Dataset rows:
>> START
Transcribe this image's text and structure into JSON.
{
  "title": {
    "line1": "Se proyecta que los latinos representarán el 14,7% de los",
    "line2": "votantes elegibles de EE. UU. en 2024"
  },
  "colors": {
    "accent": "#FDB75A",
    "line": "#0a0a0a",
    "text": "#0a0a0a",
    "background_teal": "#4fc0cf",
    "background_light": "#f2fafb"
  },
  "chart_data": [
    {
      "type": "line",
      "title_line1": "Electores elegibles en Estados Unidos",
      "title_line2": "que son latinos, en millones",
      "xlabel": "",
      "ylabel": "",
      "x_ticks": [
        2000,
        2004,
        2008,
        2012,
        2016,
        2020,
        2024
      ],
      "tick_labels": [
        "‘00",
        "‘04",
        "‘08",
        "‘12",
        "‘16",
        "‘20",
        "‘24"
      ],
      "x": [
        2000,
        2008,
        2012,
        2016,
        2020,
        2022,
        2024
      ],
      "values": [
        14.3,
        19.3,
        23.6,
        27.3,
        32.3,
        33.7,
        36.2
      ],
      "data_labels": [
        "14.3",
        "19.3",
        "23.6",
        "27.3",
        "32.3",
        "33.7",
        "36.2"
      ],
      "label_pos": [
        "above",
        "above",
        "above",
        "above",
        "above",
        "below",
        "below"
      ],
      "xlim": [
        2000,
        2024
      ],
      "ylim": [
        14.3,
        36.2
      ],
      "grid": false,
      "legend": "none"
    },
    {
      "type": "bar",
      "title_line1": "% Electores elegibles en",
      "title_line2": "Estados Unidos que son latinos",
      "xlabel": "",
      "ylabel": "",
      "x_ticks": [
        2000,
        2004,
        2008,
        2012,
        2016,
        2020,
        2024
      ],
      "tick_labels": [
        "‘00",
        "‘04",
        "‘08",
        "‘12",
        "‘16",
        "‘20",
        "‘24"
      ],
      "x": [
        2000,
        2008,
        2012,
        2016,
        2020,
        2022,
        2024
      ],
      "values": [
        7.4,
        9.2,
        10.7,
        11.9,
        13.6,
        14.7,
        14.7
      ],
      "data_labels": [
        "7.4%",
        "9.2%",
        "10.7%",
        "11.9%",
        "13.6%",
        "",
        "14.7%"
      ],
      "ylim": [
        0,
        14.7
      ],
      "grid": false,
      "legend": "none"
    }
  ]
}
>> END
Required work:
Give the entries again in full, exactly as they are written.

Solution:
Transcribe this image's text and structure into JSON.
{
  "title": {
    "line1": "Se proyecta que los latinos representarán el 14,7% de los",
    "line2": "votantes elegibles de EE. UU. en 2024"
  },
  "colors": {
    "accent": "#FDB75A",
    "line": "#0a0a0a",
    "text": "#0a0a0a",
    "background_teal": "#4fc0cf",
    "background_light": "#f2fafb"
  },
  "chart_data": [
    {
      "type": "line",
      "title_line1": "Electores elegibles en Estados Unidos",
      "title_line2": "que son latinos, en millones",
      "xlabel": "",
      "ylabel": "",
      "x_ticks": [
        2000,
        2004,
        2008,
        2012,
        2016,
        2020,
        2024
      ],
      "tick_labels": [
        "‘00",
        "‘04",
        "‘08",
        "‘12",
        "‘16",
        "‘20",
        "‘24"
      ],
      "x": [
        2000,
        2008,
        2012,
        2016,
        2020,
        2022,
        2024
      ],
      "values": [
        14.3,
        19.3,
        23.6,
        27.3,
        32.3,
        33.7,
        36.2
      ],
      "data_labels": [
        "14.3",
        "19.3",
        "23.6",
        "27.3",
        "32.3",
        "33.7",
        "36.2"
      ],
      "label_pos": [
        "above",
        "above",
        "above",
        "above",
        "above",
        "below",
        "below"
      ],
      "xlim": [
        2000,
        2024
      ],
      "ylim": [
        14.3,
        36.2
      ],
      "grid": false,
      "legend": "none"
    },
    {
      "type": "bar",
      "title_line1": "% Electores elegibles en",
      "title_line2": "Estados Unidos que son latinos",
      "xlabel": "",
      "ylabel": "",
      "x_ticks": [
        2000,
        2004,
        2008,
        2012,
        2016,
        2020,
        2024
      ],
      "tick_labels": [
        "‘00",
        "‘04",
        "‘08",
        "‘12",
        "‘16",
        "‘20",
        "‘24"
      ],
      "x": [
        2000,
        2008,
        2012,
        2016,
        2020,
        2022,
        2024
      ],
      "values": [
        7.4,
        9.2,
        10.7,
        11.9,
        13.6,
        14.7,
        14.7
      ],
      "data_labels": [
        "7.4%",
        "9.2%",
        "10.7%",
        "11.9%",
        "13.6%",
        "",
        "14.7%"
      ],
      "ylim": [
        0,
        14.7
      ],
      "grid": false,
      "legend": "none"
    }
  ]
}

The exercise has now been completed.